Copy each line that has the string "subtitle" somewhere in it.

******

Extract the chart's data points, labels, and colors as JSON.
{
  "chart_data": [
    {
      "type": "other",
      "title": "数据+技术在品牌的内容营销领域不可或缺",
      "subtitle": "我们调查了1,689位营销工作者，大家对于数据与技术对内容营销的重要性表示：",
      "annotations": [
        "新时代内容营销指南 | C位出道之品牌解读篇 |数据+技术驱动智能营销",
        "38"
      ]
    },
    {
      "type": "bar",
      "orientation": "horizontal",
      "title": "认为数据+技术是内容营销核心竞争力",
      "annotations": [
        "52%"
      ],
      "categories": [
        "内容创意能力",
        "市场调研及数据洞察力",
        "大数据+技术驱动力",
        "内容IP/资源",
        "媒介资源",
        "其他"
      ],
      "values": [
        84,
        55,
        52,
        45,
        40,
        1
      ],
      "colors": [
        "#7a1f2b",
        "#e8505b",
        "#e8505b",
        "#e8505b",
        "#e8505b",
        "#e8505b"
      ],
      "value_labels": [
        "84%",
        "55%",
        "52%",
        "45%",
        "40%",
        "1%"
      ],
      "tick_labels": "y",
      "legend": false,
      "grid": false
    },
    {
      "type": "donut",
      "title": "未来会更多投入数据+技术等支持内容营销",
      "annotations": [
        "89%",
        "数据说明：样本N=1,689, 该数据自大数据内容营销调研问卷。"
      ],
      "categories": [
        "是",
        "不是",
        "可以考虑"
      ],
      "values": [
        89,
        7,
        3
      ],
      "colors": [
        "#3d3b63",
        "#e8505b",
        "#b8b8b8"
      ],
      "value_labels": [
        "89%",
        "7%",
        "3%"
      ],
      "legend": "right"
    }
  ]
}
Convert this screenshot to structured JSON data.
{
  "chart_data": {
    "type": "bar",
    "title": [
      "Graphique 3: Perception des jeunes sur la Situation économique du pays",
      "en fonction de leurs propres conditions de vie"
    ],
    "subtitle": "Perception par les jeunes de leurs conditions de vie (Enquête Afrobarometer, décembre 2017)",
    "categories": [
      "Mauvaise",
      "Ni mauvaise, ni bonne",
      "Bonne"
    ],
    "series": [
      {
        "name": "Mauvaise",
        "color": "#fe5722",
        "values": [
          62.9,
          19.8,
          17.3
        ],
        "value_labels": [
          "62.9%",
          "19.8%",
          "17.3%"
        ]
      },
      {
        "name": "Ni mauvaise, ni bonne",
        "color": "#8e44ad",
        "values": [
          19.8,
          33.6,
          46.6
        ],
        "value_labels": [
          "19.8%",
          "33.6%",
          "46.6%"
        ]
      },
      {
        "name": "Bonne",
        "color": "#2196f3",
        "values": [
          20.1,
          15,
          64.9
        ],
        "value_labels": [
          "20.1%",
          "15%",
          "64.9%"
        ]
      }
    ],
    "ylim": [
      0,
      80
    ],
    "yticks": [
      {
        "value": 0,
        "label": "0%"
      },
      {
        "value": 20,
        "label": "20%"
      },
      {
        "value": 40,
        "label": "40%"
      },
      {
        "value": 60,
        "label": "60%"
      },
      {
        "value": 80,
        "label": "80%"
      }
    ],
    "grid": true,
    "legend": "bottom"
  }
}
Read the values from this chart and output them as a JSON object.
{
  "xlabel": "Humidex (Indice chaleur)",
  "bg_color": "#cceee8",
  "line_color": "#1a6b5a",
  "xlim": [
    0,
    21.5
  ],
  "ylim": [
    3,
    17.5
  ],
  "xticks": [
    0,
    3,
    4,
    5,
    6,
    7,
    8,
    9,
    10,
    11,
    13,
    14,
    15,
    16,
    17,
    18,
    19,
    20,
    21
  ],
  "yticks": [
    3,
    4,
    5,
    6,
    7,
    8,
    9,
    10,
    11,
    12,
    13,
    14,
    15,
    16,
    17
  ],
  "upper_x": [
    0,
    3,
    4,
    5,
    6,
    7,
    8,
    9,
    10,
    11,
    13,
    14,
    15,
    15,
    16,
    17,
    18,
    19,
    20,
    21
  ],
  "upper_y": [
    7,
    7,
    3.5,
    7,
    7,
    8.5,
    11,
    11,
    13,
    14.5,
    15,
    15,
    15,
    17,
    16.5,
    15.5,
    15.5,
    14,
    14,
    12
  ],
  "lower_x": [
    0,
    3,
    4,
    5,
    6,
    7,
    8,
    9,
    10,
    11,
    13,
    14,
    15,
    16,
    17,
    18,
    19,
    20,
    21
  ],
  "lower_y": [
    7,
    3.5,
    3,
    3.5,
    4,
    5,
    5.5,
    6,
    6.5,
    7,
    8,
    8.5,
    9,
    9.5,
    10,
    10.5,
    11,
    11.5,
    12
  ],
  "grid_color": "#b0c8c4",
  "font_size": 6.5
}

******

*RESPONSE:*
      "subtitle": "我们调查了1,689位营销工作者，大家对于数据与技术对内容营销的重要性表示：",
    "subtitle": "Perception par les jeunes de leurs conditions de vie (Enquête Afrobarometer, décembre 2017)",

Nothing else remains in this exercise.